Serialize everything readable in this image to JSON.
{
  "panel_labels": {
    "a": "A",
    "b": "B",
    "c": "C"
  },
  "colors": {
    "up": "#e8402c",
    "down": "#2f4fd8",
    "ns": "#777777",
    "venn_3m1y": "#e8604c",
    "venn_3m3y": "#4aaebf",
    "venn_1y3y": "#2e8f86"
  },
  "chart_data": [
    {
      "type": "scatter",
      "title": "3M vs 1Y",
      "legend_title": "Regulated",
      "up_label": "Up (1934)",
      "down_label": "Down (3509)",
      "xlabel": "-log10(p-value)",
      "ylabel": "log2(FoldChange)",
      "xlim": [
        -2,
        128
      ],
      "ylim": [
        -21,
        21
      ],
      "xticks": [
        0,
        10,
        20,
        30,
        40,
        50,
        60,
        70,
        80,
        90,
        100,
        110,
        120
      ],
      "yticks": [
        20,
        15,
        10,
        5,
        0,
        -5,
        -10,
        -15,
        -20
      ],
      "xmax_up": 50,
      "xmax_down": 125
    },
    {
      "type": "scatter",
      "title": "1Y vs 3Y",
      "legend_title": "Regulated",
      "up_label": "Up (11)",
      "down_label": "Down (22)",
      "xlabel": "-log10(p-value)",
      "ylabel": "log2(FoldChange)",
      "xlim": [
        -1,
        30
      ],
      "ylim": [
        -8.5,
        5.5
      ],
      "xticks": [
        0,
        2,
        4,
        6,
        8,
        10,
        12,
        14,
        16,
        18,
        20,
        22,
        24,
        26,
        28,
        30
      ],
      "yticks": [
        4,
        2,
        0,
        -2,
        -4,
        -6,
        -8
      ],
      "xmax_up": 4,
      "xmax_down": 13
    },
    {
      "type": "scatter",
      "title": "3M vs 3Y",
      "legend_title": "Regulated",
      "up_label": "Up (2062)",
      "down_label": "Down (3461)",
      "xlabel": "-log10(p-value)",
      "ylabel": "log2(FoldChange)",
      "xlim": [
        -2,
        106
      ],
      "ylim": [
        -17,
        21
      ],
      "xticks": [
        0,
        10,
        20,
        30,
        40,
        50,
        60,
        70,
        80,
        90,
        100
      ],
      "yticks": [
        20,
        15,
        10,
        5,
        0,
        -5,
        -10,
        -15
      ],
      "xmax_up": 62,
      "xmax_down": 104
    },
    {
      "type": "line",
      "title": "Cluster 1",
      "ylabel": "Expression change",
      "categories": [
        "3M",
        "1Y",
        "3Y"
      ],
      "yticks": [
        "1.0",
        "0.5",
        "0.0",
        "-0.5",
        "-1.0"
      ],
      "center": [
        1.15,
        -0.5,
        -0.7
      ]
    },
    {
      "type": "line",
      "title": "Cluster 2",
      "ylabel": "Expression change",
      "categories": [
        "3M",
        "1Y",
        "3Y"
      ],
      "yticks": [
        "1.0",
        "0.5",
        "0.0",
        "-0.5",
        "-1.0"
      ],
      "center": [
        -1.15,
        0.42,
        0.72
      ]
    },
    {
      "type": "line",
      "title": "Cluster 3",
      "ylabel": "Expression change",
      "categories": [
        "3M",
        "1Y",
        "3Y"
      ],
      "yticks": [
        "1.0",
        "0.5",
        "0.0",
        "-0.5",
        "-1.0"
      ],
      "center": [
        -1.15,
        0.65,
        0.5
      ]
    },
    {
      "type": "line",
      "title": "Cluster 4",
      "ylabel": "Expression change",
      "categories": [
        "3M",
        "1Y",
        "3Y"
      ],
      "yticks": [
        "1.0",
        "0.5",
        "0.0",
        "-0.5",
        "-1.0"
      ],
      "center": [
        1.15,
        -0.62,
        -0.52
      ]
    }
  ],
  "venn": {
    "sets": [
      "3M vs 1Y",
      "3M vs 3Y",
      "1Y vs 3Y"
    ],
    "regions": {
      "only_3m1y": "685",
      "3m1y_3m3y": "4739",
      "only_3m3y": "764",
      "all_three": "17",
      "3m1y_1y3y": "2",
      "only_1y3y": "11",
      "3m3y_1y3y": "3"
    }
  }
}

- **Work to do**
Extract every line above that contains the word "Cluster".

- **Finished task**
      "title": "Cluster 1",
      "title": "Cluster 2",
      "title": "Cluster 3",
      "title": "Cluster 4",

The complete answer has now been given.